─── Selection

Re: [PATCH] watchdog: at91sam9_wdt: various fixes

From: b.brezillon
Date: Wed Oct 30 2013 - 02:01:51 EST


On Tue, 29 Oct 2013 14:27:38 -0700, Guenter Roeck <linux@xxxxxxxxxxxx>
wrote:
> On Tue, Oct 29, 2013 at 06:22:47PM +0100, boris brezillon wrote:
>> On 29/10/2013 17:43, Guenter Roeck wrote:
>> >On Tue, Oct 29, 2013 at 05:22:50PM +0100, boris brezillon wrote:
>> >>On 29/10/2013 16:45, Guenter Roeck wrote:
>> >>>On Tue, Oct 29, 2013 at 11:37:33AM +0100, Boris BREZILLON wrote:
>> >>>>Fix the secs_to_ticks macro in case 0 is passed as an argument.
>> >>>>
>> >>>>Rework the heartbeat calculation to increase the security margin of the
>> >>>>watchdog reset timer.
>> >>>>
>> >>>>Use the min_heartbeat value instead of the calculated heartbeat value for
>> >>>>the first watchdog reset.
>> >>>>
>> >>>>Signed-off-by: Boris BREZILLON <b.brezillon@xxxxxxxxxxx>
>> >>>Hi Boris,
>> >>>
>> >>>can you possibly split the three changes into separate patches ?
>> >>Sure. My first idea was to split this in 3 patches, but, as the
>> >>buggy at91 watchdog series was
>> >>already applied to linux-watchdog-next, I thought it would be faster
>> >>to only provide one
>> >>patch to fix all the issues at once.
>> >>
>> >>>The first is a no-brainer. Gives my opinion of my code review capabilities
>> >>>a slight damper ;-).
>> >>>
>> >>>For the other two problems, it might make sense to describe
>> >>>the problems you are trying to solve.
>> >>>
>> >>>Couple of comments inline.
>> >>>
>> >>>Thanks,
>> >>>Guenter
>> >>>
>> >>>
>> >>>>---
>> >>>> drivers/watchdog/at91sam9_wdt.c | 35 ++++++++++++++++++++++++-----------
>> >>>> 1 file changed, 24 insertions(+), 11 deletions(-)
>> >>>>
>> >>>>diff --git a/drivers/watchdog/at91sam9_wdt.c b/drivers/watchdog/at91sam9_wdt.c
>> >>>>index 9bd089e..f1b59f1 100644
>> >>>>--- a/drivers/watchdog/at91sam9_wdt.c
>> >>>>+++ b/drivers/watchdog/at91sam9_wdt.c
>> >>>>@@ -51,7 +51,7 @@
>> >>>> #define ticks_to_hz_rounddown(t) ((((t) + 1) * HZ) >> 8)
>> >>>> #define ticks_to_hz_roundup(t) (((((t) + 1) * HZ) + 255) >> 8)
>> >>>> #define ticks_to_secs(t) (((t) + 1) >> 8)
>> >>>>-#define secs_to_ticks(s) (((s) << 8) - 1)
>> >>>>+#define secs_to_ticks(s) (s ? (((s) << 8) - 1) : 0)
>> >>> (s)

──────
─── Data lines

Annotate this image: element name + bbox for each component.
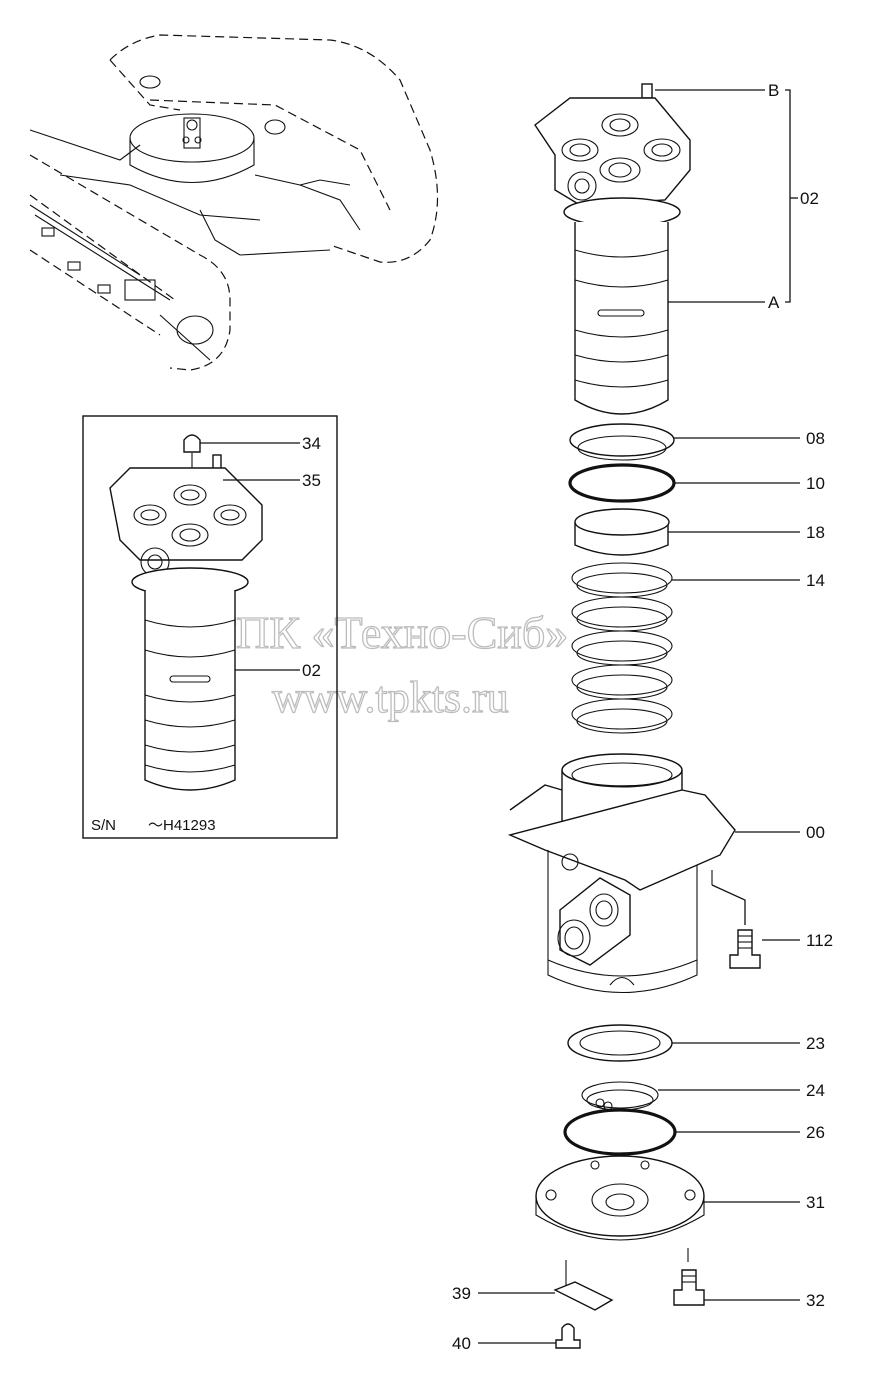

──────

- [Stated task]: Can you resume the mailing-list thread on the at91sam9 watchdog fixes, picking up right after its last line?

- [Reply to the exercise]:
>> >>>
>> >>>> #define WDT_MR_RESET 0x3FFF2FFF
>> >>>>@@ -61,6 +61,11 @@
>> >>>> /* Watchdog max delta/value in secs */
>> >>>> #define WDT_COUNTER_MAX_SECS ticks_to_secs(WDT_COUNTER_MAX_TICKS)
>> >>>>+/* Watchdog heartbeat shift used for security margin:
>> >>>>+ * we'll try to rshift the heartbeat value with this value to secure
>> >>>>+ * the watchdog reset. */
>> >>>>+#define WDT_HEARTBEAT_SHIFT 2
>> >>>>+
>> >>>> /* Hardware timeout in seconds */
>> >>>> #define WDT_HW_TIMEOUT 2
>> >>>>@@ -158,7 +163,9 @@ static int at91_wdt_init(struct platform_device *pdev, struct at91wdt *wdt)
>> >>>> int err;
>> >>>> u32 mask = wdt->mr_mask;
>> >>>> unsigned long min_heartbeat = 1;
>> >>>>+ unsigned long max_heartbeat;
>> >>>> struct device *dev = &pdev->dev;
>> >>>>+ int shift;
>> >>>> tmp = wdt_read(wdt, AT91_WDT_MR);
>> >>>> if ((tmp & mask) != (wdt->mr & mask)) {
>> >>>>@@ -181,23 +188,27 @@ static int at91_wdt_init(struct platform_device *pdev, struct at91wdt *wdt)
>> >>>> if (delta < value)
>> >>>> min_heartbeat = ticks_to_hz_roundup(value - delta);
>> >>>>- wdt->heartbeat = ticks_to_hz_rounddown(value);
>> >>>>- if (!wdt->heartbeat) {
>> >>>>+ max_heartbeat = ticks_to_hz_rounddown(value);
>> >>>>+ if (!max_heartbeat) {
>> >>>> dev_err(dev,
>> >>>> "heartbeat is too small for the system to handle it correctly\n");
>> >>>> return -EINVAL;
>> >>>> }
>> >>>>- if (wdt->heartbeat < min_heartbeat + 4) {
>> >>>>+ for (shift = WDT_HEARTBEAT_SHIFT; shift > 0; shift--) {
>> >>>>+ if ((max_heartbeat >> shift) < min_heartbeat)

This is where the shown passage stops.